Data for the task:
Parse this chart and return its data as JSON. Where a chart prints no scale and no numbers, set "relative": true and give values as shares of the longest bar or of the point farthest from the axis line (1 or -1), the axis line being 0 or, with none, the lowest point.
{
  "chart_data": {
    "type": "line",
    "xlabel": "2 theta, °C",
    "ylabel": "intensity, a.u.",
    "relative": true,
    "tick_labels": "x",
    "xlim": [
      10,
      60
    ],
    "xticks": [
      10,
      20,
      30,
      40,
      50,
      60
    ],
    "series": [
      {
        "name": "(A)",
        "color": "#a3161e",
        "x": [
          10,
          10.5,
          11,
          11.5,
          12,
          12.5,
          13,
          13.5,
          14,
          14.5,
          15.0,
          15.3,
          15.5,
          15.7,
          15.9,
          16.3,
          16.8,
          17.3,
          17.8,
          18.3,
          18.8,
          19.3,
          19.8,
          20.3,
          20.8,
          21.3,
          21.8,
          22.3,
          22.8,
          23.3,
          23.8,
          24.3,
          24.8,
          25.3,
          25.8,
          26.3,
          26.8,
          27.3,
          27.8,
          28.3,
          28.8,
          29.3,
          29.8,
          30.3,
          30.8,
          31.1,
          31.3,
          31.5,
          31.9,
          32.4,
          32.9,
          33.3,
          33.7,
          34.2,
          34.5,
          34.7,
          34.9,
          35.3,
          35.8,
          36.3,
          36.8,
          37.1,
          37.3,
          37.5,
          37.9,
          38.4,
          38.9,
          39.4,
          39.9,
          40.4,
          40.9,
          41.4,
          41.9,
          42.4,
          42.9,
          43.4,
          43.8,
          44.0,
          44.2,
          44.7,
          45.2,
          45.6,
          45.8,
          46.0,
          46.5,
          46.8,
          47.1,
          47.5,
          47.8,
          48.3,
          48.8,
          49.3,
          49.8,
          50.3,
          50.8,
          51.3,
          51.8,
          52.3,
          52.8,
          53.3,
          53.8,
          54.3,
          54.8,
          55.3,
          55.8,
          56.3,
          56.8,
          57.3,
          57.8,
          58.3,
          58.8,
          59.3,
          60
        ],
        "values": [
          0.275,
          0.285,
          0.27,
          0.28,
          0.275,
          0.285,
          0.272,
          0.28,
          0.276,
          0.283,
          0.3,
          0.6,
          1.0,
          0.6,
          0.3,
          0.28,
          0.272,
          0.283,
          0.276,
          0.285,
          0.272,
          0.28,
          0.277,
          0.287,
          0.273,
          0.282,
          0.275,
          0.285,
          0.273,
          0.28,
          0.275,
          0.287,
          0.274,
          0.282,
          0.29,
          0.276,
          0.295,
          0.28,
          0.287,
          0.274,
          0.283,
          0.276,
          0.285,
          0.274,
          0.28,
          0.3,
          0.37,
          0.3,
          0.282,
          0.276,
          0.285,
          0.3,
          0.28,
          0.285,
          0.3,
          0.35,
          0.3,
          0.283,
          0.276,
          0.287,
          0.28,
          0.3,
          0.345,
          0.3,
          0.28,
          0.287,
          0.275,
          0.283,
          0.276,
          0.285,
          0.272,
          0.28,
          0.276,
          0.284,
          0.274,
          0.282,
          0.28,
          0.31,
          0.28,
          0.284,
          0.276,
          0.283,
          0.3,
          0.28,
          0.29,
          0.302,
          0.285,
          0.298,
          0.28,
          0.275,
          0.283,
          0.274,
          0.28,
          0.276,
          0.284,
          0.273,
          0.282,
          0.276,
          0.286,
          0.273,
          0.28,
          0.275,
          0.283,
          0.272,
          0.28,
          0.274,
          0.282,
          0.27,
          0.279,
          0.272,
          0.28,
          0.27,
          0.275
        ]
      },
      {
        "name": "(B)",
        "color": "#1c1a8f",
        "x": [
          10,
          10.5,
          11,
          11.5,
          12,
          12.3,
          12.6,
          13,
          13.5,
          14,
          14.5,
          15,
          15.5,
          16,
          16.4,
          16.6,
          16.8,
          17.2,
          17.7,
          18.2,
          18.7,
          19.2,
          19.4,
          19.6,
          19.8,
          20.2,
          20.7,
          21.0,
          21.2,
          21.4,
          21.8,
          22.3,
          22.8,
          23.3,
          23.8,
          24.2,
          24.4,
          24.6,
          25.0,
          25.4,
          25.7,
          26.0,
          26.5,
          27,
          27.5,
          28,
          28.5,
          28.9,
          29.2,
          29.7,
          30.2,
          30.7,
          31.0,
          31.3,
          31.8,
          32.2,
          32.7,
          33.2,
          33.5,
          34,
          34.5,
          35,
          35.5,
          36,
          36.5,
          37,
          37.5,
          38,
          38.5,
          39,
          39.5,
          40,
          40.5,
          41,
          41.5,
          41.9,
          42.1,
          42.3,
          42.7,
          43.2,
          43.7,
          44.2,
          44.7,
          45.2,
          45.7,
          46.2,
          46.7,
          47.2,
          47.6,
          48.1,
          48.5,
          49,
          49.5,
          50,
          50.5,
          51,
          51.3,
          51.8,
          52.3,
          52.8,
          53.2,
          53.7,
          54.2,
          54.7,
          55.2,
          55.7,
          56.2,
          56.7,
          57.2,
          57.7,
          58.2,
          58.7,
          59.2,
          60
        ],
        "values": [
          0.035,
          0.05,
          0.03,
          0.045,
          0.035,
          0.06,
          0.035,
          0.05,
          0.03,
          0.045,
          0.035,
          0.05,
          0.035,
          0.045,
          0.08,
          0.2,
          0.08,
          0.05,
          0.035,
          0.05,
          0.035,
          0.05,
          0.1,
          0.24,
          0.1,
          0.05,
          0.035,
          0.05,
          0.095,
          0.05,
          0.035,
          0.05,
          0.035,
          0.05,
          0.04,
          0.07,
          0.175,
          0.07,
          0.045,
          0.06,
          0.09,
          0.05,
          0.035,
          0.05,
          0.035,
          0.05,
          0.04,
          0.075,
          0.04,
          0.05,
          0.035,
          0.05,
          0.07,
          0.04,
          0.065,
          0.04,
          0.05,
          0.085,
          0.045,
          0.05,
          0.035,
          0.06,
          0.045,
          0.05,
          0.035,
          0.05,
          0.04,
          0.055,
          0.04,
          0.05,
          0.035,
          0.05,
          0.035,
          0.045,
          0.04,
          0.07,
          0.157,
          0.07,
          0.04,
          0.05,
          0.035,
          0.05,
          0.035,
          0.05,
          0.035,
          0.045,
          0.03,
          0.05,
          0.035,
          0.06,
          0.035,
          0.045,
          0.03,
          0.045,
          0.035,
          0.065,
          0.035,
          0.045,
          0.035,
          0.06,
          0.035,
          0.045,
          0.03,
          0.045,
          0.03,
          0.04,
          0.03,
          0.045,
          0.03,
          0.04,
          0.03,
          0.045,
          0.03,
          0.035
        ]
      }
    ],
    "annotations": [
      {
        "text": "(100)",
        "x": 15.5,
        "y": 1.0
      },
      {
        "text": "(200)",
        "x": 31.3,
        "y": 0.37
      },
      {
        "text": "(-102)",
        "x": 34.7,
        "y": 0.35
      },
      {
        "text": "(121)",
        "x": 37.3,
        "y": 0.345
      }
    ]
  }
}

To be done: Write out every line of the entries that holds the word "true".

Result for this task:
Parse this chart and return its data as JSON. Where a chart prints no scale and no numbers, set "relative": true and give values as shares of the longest bar or of the point farthest from the axis line (1 or -1), the axis line being 0 or, with none, the lowest point.
    "relative": true,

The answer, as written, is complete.